■ **PROBLEM TO SOLVE**:
In the listing below, find every line containing "作业得分" and copy it out.

■ **ENTRIES SUPPLIED**:
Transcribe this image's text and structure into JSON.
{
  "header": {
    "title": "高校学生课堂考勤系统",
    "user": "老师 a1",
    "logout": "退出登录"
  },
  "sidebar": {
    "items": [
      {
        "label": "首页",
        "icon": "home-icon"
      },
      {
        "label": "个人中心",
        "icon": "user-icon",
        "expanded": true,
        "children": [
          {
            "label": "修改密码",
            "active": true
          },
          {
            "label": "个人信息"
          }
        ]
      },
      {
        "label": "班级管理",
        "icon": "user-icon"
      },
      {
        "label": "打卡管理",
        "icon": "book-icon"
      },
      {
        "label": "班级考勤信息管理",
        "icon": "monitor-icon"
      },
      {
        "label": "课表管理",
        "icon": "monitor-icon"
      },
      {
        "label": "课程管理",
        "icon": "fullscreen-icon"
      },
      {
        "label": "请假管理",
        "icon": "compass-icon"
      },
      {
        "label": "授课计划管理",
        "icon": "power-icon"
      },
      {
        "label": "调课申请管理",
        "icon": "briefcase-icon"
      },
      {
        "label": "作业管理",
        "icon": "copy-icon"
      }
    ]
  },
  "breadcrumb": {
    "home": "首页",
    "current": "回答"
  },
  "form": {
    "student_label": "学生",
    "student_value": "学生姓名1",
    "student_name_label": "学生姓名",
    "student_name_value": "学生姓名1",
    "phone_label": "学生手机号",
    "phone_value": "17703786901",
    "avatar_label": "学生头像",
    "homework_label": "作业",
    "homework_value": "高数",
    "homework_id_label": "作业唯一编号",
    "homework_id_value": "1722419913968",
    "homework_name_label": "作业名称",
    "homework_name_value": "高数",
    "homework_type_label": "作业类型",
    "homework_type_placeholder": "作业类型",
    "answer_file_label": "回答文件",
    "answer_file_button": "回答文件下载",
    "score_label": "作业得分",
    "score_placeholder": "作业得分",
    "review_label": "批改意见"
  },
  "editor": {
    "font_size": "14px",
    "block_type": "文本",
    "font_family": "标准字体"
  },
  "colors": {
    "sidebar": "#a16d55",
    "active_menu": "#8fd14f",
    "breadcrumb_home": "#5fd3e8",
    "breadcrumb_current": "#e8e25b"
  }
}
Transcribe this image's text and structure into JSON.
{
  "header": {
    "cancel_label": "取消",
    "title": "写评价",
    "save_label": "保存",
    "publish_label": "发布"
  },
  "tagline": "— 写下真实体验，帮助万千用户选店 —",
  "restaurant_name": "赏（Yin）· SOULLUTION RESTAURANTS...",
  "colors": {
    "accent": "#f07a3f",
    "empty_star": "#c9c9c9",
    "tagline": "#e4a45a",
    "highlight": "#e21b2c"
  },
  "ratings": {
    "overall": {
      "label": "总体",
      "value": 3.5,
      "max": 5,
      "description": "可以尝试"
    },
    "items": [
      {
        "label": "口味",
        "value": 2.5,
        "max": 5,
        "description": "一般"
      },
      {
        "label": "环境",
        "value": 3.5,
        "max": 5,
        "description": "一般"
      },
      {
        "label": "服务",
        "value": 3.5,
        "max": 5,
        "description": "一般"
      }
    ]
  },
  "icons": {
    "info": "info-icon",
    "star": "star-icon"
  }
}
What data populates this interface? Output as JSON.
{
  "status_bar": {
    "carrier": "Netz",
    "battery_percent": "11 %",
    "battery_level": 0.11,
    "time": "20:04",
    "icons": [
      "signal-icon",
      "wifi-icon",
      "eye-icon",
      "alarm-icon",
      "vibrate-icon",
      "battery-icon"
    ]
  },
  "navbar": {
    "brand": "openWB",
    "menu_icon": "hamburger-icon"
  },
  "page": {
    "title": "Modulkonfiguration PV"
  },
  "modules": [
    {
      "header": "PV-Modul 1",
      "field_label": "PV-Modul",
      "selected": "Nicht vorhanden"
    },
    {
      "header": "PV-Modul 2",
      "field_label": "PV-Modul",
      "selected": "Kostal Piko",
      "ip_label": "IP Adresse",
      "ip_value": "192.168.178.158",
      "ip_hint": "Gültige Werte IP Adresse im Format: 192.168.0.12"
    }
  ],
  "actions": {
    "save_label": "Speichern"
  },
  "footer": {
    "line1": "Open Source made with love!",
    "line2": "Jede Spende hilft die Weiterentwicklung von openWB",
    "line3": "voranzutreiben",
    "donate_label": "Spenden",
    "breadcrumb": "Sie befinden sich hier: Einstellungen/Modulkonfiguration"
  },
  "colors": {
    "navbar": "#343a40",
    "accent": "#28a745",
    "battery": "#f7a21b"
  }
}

■ **THE RESULT**:
    "score_label": "作业得分",
    "score_placeholder": "作业得分",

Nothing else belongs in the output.